Omit every picture while repeating the entries exactly.
>> Begin The data
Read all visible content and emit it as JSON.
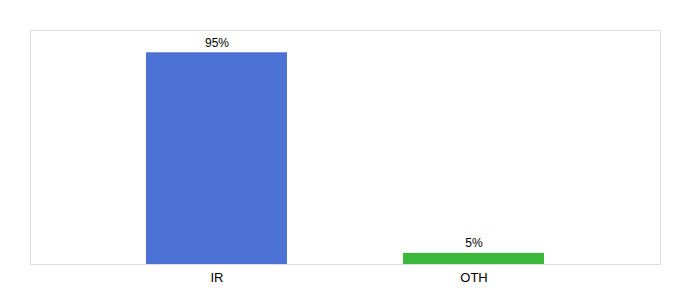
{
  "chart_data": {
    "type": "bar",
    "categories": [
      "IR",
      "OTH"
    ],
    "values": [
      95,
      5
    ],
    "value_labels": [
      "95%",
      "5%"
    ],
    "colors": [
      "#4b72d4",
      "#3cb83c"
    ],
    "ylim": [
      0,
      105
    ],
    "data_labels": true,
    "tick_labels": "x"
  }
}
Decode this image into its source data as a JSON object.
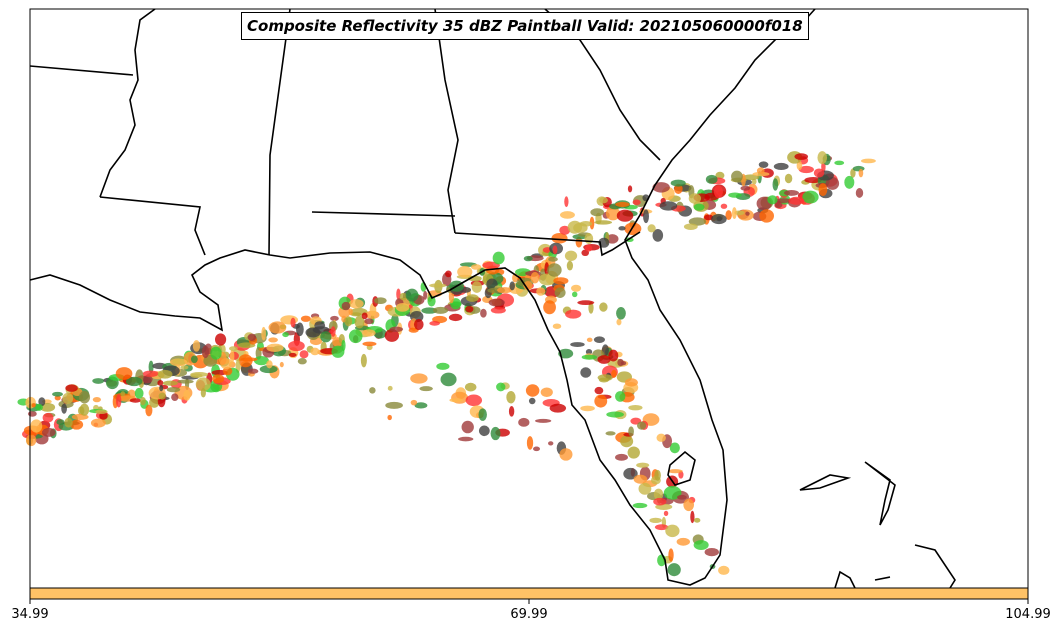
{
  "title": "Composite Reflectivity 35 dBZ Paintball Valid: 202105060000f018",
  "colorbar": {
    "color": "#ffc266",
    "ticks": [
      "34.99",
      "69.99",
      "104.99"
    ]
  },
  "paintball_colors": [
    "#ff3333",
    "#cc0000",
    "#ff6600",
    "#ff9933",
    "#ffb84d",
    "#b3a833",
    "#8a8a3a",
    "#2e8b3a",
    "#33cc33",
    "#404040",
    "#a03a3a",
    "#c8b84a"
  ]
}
>> End The data
Output of the task →
Read all visible content and emit it as JSON.
{
  "chart_data": {
    "type": "bar",
    "categories": [
      "IR",
      "OTH"
    ],
    "values": [
      95,
      5
    ],
    "value_labels": [
      "95%",
      "5%"
    ],
    "colors": [
      "#4b72d4",
      "#3cb83c"
    ],
    "ylim": [
      0,
      105
    ],
    "data_labels": true,
    "tick_labels": "x"
  }
}
Decode this image into its source data as a JSON object.
{
  "title": "Composite Reflectivity 35 dBZ Paintball Valid: 202105060000f018",
  "colorbar": {
    "color": "#ffc266",
    "ticks": [
      "34.99",
      "69.99",
      "104.99"
    ]
  },
  "paintball_colors": [
    "#ff3333",
    "#cc0000",
    "#ff6600",
    "#ff9933",
    "#ffb84d",
    "#b3a833",
    "#8a8a3a",
    "#2e8b3a",
    "#33cc33",
    "#404040",
    "#a03a3a",
    "#c8b84a"
  ]
}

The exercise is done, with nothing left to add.